-- start ROWS --
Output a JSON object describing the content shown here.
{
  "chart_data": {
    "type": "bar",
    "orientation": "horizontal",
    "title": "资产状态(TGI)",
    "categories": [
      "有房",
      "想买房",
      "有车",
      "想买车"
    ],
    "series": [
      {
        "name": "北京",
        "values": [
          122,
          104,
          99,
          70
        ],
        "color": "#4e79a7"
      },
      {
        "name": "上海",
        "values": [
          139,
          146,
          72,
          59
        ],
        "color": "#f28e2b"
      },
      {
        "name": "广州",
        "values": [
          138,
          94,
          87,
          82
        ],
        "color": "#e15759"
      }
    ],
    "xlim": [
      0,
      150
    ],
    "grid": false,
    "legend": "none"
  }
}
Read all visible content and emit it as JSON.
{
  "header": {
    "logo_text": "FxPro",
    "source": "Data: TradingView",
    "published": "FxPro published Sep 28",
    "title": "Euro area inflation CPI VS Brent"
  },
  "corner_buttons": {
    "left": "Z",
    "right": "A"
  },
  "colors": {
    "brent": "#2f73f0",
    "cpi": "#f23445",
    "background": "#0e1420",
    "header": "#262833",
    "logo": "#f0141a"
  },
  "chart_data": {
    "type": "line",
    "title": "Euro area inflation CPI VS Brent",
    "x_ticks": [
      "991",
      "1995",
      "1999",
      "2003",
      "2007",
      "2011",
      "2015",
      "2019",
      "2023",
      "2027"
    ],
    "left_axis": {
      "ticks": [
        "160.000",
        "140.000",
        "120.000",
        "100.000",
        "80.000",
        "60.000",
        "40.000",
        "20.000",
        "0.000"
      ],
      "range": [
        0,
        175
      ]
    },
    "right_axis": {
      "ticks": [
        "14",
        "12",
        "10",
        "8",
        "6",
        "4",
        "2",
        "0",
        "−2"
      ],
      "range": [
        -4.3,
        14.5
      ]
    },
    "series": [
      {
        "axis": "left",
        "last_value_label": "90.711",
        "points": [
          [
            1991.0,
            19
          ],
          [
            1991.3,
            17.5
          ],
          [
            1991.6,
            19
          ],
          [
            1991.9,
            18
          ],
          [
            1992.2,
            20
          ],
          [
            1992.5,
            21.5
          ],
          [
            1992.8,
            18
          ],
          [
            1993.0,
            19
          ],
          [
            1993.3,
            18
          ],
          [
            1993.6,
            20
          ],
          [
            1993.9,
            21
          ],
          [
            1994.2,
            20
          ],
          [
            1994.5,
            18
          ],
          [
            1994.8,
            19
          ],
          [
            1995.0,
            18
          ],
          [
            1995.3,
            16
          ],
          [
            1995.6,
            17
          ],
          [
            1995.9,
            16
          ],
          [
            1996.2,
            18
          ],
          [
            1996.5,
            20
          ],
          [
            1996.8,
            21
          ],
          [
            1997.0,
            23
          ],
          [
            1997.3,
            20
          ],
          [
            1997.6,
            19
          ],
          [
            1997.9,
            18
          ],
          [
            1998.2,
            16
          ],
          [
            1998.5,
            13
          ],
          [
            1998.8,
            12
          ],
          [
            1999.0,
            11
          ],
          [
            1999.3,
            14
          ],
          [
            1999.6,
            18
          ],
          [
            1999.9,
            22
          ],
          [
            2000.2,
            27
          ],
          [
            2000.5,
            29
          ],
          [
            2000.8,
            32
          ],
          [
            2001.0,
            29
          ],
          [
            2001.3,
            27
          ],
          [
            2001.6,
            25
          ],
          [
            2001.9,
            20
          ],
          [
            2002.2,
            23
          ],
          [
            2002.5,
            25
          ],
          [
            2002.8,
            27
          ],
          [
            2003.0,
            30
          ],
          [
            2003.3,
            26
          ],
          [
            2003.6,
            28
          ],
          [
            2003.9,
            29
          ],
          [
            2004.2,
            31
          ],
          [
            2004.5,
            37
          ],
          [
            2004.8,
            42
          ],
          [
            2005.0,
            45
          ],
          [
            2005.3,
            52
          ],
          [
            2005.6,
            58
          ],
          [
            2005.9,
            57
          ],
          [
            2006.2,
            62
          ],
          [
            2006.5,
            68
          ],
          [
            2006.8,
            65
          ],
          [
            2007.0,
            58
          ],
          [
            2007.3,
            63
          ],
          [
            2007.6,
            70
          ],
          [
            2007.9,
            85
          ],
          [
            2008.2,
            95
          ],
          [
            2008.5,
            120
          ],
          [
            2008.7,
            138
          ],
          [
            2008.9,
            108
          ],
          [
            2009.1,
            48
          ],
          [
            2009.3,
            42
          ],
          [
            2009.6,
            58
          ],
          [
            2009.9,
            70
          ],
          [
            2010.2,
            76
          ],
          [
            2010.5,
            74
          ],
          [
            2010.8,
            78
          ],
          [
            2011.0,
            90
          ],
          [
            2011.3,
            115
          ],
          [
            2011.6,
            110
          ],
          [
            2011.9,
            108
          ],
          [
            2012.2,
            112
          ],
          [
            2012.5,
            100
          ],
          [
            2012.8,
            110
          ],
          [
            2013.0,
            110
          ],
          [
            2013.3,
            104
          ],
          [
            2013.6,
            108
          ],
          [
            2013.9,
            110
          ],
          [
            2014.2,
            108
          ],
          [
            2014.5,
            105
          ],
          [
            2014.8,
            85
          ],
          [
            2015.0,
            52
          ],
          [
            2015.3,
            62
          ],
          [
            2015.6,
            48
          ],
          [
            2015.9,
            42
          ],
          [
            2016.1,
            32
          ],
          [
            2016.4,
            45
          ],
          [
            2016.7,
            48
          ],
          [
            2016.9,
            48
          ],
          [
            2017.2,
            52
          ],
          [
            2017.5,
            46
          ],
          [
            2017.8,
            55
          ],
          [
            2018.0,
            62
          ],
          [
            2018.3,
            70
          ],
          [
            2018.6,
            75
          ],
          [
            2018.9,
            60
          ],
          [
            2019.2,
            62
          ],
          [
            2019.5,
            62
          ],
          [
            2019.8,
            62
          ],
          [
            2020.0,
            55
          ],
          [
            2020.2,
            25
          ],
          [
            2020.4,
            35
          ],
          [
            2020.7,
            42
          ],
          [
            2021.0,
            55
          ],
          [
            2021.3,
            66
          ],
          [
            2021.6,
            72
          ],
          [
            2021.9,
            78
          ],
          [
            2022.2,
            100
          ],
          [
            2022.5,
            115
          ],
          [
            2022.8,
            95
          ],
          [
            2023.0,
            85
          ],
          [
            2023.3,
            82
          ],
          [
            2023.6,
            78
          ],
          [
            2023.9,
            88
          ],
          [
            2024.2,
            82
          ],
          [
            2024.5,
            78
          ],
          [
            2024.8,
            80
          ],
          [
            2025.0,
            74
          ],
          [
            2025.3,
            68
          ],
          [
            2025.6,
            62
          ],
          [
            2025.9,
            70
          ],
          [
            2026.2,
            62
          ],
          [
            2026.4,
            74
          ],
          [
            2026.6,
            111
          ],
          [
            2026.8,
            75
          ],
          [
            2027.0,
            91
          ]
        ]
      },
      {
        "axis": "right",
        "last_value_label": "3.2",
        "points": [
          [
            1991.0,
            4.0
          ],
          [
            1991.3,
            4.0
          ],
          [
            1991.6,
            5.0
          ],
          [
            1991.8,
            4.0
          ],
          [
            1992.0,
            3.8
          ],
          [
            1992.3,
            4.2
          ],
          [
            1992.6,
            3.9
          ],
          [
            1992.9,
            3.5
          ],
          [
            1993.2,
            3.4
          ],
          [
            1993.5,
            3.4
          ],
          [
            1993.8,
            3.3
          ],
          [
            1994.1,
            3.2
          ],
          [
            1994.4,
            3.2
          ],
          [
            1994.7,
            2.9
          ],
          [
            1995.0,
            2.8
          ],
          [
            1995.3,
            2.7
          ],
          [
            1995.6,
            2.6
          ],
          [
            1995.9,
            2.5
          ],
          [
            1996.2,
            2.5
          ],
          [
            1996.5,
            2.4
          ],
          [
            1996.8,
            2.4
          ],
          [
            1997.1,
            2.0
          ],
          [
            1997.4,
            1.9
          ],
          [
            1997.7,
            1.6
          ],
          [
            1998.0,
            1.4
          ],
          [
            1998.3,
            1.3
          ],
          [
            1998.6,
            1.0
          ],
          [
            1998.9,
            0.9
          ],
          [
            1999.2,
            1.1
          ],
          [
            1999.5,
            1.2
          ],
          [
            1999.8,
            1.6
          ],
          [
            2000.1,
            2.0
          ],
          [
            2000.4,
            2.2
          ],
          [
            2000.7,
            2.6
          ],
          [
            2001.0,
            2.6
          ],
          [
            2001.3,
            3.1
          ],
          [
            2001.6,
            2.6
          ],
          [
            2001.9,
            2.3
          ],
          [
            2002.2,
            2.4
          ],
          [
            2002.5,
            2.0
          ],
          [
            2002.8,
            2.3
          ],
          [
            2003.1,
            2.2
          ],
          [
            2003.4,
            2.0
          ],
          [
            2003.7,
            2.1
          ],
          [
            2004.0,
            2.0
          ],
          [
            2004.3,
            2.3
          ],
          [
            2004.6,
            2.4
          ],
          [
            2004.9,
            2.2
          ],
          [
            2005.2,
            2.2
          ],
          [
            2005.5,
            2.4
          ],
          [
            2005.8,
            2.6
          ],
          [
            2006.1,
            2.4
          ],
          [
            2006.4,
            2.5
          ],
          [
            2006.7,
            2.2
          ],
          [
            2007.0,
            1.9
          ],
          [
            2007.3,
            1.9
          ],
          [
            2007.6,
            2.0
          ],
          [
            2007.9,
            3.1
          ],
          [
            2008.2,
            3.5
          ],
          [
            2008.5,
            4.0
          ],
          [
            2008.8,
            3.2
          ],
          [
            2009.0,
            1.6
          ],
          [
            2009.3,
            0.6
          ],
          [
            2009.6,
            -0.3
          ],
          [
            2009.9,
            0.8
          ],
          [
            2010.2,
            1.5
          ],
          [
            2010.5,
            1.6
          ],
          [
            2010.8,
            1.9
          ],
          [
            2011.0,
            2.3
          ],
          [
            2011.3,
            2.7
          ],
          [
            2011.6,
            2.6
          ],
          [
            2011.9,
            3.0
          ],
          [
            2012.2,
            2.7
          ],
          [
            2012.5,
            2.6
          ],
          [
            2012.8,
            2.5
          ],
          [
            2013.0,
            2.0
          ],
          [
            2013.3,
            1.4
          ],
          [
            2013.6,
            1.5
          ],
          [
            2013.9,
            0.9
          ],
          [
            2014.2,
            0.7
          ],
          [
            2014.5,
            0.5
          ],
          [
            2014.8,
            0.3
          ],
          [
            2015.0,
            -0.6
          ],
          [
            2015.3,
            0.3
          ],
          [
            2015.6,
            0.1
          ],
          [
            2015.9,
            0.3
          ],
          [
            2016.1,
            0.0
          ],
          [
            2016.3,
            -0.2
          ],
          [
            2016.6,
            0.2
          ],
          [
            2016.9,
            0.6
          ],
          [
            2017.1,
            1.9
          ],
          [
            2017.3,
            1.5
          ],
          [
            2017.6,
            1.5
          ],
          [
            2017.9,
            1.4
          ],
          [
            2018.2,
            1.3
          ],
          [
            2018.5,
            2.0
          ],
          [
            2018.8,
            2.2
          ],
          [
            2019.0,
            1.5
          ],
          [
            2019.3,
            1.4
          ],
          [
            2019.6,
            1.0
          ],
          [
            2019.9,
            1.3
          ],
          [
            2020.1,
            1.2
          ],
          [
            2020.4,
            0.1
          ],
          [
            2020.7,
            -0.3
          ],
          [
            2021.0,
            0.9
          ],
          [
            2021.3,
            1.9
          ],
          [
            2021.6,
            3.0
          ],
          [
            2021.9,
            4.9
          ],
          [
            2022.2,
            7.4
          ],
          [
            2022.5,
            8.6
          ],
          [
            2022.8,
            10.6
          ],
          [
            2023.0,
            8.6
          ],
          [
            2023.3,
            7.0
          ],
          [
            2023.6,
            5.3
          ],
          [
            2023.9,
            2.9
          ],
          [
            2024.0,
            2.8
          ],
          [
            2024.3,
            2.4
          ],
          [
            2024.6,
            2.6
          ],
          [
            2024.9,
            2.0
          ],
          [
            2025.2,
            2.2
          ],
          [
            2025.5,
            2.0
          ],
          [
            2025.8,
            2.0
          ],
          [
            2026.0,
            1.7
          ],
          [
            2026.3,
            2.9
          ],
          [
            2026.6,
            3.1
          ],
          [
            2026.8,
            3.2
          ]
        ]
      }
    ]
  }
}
-- end ROWS --
STATED EXERCISE >> Your task is to report how many lines of the material include the string "area". Give the number and no other words.

EXPECTED ANSWER >> 2